### EXERCISE PROMPT
Check each line of the records below and collect those holding "случайных".
* begin *
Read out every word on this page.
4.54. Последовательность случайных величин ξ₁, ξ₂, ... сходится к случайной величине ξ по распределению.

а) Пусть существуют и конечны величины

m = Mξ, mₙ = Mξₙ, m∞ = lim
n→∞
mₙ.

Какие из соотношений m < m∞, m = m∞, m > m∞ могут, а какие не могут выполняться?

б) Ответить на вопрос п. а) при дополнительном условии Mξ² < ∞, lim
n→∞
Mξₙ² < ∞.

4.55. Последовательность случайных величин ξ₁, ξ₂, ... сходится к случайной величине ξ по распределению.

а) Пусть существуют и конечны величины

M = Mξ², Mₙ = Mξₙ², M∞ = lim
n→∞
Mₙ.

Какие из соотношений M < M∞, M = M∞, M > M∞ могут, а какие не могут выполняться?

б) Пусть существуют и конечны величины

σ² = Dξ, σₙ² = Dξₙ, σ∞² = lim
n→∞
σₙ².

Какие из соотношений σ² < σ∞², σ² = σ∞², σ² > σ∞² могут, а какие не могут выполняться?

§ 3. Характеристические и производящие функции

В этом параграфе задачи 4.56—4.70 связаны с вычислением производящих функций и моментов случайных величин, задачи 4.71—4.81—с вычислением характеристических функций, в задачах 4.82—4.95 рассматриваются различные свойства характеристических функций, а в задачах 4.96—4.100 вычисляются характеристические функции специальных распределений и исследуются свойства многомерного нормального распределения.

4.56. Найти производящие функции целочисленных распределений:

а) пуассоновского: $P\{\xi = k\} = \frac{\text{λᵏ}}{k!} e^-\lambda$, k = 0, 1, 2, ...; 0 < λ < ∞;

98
* end *
### IN RESPONSE
4.54. Последовательность случайных величин ξ₁, ξ₂, ... сходится к случайной величине ξ по распределению.
4.55. Последовательность случайных величин ξ₁, ξ₂, ... сходится к случайной величине ξ по распределению.
В этом параграфе задачи 4.56—4.70 связаны с вычислением производящих функций и моментов случайных величин, задачи 4.71—4.81—с вычислением характеристических функций, в задачах 4.82—4.95 рассматриваются различные свойства характеристических функций, а в задачах 4.96—4.100 вычисляются характеристические функции специальных распределений и исследуются свойства многомерного нормального распределения.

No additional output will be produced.